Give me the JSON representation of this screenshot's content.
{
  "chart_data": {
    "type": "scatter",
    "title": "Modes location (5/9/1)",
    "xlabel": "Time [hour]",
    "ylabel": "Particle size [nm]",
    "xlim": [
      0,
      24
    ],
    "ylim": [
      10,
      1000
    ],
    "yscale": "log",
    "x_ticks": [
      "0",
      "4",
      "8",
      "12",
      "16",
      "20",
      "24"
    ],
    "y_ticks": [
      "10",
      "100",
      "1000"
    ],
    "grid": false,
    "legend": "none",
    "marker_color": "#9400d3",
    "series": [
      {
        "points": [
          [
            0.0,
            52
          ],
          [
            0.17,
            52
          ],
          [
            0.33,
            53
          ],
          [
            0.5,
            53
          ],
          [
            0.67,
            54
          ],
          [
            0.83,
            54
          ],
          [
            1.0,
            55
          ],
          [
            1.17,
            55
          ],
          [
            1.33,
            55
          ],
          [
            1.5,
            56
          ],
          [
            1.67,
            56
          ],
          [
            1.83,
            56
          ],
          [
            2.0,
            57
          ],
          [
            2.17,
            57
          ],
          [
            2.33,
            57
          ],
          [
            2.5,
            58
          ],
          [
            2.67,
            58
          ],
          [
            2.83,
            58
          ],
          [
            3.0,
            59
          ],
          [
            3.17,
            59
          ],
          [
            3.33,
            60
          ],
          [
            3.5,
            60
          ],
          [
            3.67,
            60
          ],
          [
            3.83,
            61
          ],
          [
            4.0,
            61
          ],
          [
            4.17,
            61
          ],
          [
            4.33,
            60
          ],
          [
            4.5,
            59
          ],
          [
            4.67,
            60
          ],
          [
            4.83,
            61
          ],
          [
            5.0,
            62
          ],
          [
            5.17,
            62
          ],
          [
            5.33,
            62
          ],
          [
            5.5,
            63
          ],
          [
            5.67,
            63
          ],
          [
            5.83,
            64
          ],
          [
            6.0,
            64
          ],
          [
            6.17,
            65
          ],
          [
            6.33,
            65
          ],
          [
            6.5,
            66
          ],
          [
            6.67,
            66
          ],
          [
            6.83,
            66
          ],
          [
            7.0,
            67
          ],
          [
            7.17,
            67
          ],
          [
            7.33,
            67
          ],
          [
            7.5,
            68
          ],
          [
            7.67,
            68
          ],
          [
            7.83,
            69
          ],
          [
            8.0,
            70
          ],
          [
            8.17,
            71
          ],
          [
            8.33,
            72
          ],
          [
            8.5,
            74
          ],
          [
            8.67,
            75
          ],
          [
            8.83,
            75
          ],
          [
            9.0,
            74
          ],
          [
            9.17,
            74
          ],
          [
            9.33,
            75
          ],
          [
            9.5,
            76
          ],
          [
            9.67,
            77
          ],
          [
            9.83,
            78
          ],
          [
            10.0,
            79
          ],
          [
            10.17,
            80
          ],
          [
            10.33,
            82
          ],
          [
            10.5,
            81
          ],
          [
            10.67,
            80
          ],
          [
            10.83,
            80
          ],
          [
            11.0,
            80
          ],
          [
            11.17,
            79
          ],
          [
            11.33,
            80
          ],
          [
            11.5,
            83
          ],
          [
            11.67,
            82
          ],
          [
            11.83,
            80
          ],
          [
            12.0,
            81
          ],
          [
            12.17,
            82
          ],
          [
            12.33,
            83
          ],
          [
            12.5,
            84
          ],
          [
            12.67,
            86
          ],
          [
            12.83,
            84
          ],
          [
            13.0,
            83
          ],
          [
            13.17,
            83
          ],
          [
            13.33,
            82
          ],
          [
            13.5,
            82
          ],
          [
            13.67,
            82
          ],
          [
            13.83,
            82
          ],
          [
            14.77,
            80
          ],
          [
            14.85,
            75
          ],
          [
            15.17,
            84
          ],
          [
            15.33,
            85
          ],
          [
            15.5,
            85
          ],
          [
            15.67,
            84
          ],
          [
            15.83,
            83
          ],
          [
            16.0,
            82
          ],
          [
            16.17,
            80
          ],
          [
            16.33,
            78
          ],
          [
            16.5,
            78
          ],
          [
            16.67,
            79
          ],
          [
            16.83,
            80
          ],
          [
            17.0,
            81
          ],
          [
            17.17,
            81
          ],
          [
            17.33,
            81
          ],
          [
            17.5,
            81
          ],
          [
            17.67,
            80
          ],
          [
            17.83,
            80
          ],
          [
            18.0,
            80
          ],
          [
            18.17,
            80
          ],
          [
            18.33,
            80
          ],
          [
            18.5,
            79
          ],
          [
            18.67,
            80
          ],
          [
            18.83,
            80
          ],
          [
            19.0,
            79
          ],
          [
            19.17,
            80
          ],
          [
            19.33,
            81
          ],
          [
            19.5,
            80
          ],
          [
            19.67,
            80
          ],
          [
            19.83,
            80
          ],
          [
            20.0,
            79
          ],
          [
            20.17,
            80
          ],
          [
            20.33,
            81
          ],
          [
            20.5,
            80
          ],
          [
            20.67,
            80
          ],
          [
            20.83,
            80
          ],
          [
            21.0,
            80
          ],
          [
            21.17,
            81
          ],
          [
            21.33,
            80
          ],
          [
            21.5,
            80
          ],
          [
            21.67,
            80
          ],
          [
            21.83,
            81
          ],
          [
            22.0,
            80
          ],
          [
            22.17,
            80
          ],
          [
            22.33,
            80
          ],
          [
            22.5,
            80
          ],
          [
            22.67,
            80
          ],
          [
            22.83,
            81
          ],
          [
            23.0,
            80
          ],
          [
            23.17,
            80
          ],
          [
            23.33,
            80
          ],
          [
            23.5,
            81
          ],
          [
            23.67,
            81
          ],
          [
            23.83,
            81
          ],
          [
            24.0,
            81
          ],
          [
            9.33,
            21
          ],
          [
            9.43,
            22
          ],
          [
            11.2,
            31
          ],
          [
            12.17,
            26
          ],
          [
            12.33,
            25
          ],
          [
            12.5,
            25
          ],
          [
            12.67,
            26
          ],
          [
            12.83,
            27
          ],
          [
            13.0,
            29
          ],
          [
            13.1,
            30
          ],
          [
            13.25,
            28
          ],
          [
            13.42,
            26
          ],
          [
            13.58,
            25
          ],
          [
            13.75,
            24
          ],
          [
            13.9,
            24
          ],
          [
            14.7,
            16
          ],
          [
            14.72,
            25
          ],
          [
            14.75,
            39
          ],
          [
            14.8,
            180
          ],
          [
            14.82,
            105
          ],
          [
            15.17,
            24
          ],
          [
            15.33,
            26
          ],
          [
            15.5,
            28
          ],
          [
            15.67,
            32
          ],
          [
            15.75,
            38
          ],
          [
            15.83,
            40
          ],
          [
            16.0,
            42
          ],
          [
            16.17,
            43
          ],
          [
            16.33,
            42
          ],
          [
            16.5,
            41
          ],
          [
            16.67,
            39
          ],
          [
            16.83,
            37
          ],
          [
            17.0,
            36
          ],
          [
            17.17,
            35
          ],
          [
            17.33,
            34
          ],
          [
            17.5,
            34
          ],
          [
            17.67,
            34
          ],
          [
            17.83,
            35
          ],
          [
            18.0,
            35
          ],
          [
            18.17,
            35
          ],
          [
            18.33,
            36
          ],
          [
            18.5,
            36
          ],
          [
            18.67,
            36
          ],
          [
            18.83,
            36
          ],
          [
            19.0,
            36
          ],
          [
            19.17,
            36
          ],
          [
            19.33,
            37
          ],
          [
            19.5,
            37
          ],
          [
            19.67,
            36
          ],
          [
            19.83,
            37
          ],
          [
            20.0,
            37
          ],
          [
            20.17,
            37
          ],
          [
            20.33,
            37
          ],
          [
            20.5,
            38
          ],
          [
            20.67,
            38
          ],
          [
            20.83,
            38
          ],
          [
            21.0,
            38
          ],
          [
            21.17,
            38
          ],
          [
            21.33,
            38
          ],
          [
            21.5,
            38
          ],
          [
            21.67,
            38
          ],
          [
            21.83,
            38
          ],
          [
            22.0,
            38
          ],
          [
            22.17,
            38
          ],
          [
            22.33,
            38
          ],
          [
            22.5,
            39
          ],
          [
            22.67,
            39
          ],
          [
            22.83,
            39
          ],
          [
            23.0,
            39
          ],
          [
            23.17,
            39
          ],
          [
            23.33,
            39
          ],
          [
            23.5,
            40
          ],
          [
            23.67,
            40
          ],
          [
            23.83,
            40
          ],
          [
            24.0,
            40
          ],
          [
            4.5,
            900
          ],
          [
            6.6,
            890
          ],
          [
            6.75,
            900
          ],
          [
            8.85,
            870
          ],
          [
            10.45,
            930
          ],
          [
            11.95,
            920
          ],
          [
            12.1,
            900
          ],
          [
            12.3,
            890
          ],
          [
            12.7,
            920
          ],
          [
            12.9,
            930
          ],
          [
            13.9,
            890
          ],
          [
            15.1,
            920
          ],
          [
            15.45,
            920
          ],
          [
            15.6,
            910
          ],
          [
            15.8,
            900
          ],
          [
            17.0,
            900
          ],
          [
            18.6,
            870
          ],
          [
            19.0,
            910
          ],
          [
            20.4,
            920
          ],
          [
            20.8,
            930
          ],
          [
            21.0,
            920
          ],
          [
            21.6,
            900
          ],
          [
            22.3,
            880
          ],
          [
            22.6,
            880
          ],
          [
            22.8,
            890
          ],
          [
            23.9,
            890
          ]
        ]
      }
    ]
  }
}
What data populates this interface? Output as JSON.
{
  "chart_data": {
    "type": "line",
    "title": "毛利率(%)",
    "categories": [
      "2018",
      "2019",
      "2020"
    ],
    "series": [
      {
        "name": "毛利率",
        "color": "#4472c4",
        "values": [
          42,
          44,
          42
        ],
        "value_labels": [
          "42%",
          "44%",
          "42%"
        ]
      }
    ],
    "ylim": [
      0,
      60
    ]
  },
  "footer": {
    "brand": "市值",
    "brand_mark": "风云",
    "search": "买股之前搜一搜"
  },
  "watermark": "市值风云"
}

_ _ _ _ _

▶ **WORK REQUIRED**: State only how many lines in the material include "this".

▶ **TASK RESULT**: 2